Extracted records
============

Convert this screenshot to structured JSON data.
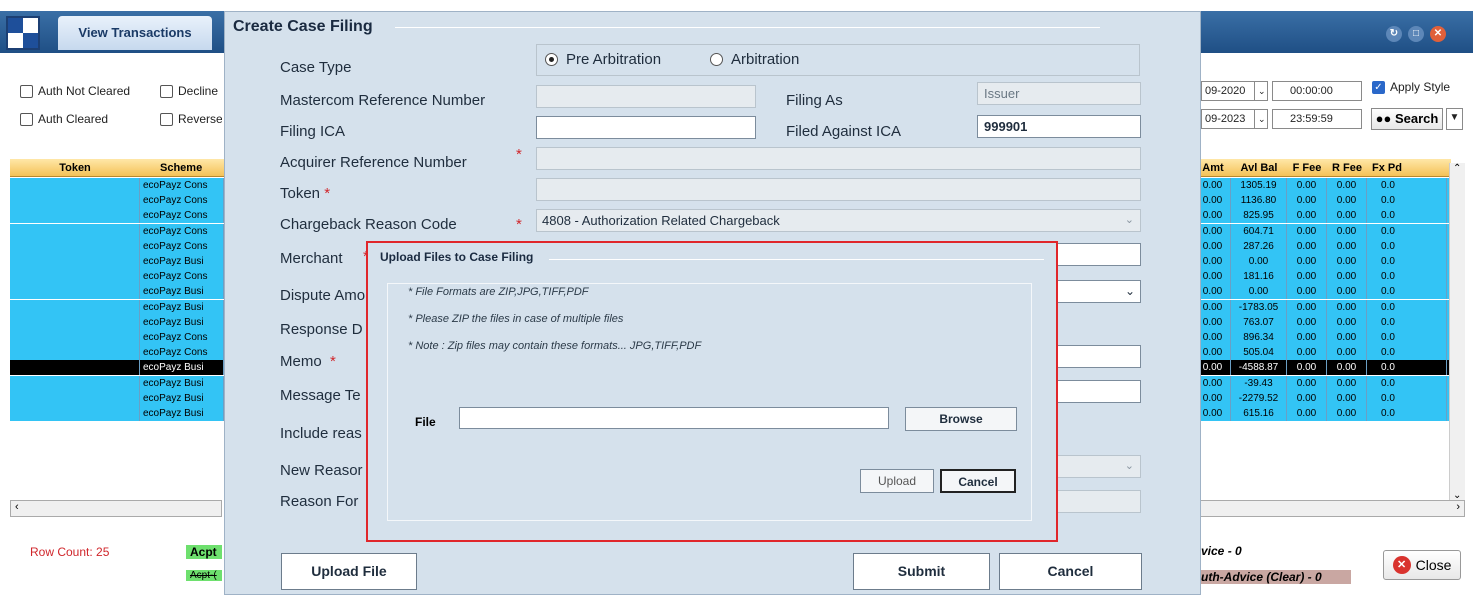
{
  "window": {
    "title": "View Transactions"
  },
  "filters": {
    "auth_not_cleared": "Auth Not Cleared",
    "decline": "Decline",
    "auth_cleared": "Auth Cleared",
    "reverse": "Reverse",
    "date_from": "09-2020",
    "time_from": "00:00:00",
    "date_to": "09-2023",
    "time_to": "23:59:59",
    "apply_style": "Apply Style",
    "search": "Search"
  },
  "left_grid": {
    "columns": [
      "Token",
      "Scheme"
    ],
    "rows": [
      "ecoPayz Cons",
      "ecoPayz Cons",
      "ecoPayz Cons",
      "ecoPayz Cons",
      "ecoPayz Cons",
      "ecoPayz Busi",
      "ecoPayz Cons",
      "ecoPayz Busi",
      "ecoPayz Busi",
      "ecoPayz Busi",
      "ecoPayz Cons",
      "ecoPayz Cons",
      "ecoPayz Busi",
      "ecoPayz Busi",
      "ecoPayz Busi",
      "ecoPayz Busi"
    ],
    "selected_row": 12
  },
  "right_grid": {
    "columns": [
      "Amt",
      "Avl Bal",
      "F Fee",
      "R Fee",
      "Fx Pd"
    ],
    "rows": [
      [
        "0.00",
        "1305.19",
        "0.00",
        "0.00",
        "0.0"
      ],
      [
        "0.00",
        "1136.80",
        "0.00",
        "0.00",
        "0.0"
      ],
      [
        "0.00",
        "825.95",
        "0.00",
        "0.00",
        "0.0"
      ],
      [
        "0.00",
        "604.71",
        "0.00",
        "0.00",
        "0.0"
      ],
      [
        "0.00",
        "287.26",
        "0.00",
        "0.00",
        "0.0"
      ],
      [
        "0.00",
        "0.00",
        "0.00",
        "0.00",
        "0.0"
      ],
      [
        "0.00",
        "181.16",
        "0.00",
        "0.00",
        "0.0"
      ],
      [
        "0.00",
        "0.00",
        "0.00",
        "0.00",
        "0.0"
      ],
      [
        "0.00",
        "-1783.05",
        "0.00",
        "0.00",
        "0.0"
      ],
      [
        "0.00",
        "763.07",
        "0.00",
        "0.00",
        "0.0"
      ],
      [
        "0.00",
        "896.34",
        "0.00",
        "0.00",
        "0.0"
      ],
      [
        "0.00",
        "505.04",
        "0.00",
        "0.00",
        "0.0"
      ],
      [
        "0.00",
        "-4588.87",
        "0.00",
        "0.00",
        "0.0"
      ],
      [
        "0.00",
        "-39.43",
        "0.00",
        "0.00",
        "0.0"
      ],
      [
        "0.00",
        "-2279.52",
        "0.00",
        "0.00",
        "0.0"
      ],
      [
        "0.00",
        "615.16",
        "0.00",
        "0.00",
        "0.0"
      ]
    ]
  },
  "footer": {
    "row_count": "Row Count: 25",
    "legend_acpt": "Acpt",
    "legend_acpt2": "Acpt-(",
    "legend_advice": "vice - 0",
    "legend_auth_advice": "uth-Advice (Clear) - 0",
    "close": "Close"
  },
  "case_dialog": {
    "title": "Create Case Filing",
    "case_type_label": "Case Type",
    "radio_pre_arbitration": "Pre Arbitration",
    "radio_arbitration": "Arbitration",
    "mastercom_ref_label": "Mastercom Reference Number",
    "filing_as_label": "Filing As",
    "filing_as_value": "Issuer",
    "filing_ica_label": "Filing ICA",
    "filed_against_ica_label": "Filed Against ICA",
    "filed_against_ica_value": "999901",
    "acquirer_ref_label": "Acquirer Reference Number",
    "token_label": "Token",
    "chargeback_reason_label": "Chargeback Reason Code",
    "chargeback_reason_value": "4808 - Authorization Related Chargeback",
    "merchant_label": "Merchant",
    "dispute_amount_label": "Dispute Amo",
    "response_label": "Response D",
    "memo_label": "Memo",
    "message_text_label": "Message Te",
    "include_reason_label": "Include reas",
    "new_reason_label": "New Reasor",
    "reason_for_label": "Reason For",
    "upload_file_button": "Upload File",
    "submit_button": "Submit",
    "cancel_button": "Cancel"
  },
  "upload_dialog": {
    "title": "Upload Files to Case Filing",
    "note_formats": "* File Formats are ZIP,JPG,TIFF,PDF",
    "note_zip": "* Please ZIP the files in case of multiple files",
    "note_zip_contains": "* Note : Zip files may contain these formats... JPG,TIFF,PDF",
    "file_label": "File",
    "file_value": "",
    "browse_button": "Browse",
    "upload_button": "Upload",
    "cancel_button": "Cancel"
  },
  "colors": {
    "row_blue": "#33c4f5",
    "highlight_border": "#e0262b",
    "dialog_bg": "#d5e1ec"
  }
}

============

• Exercise brief: Go through the data and count each line that has the word "Reference", then give the total alone.

• Correct output: 2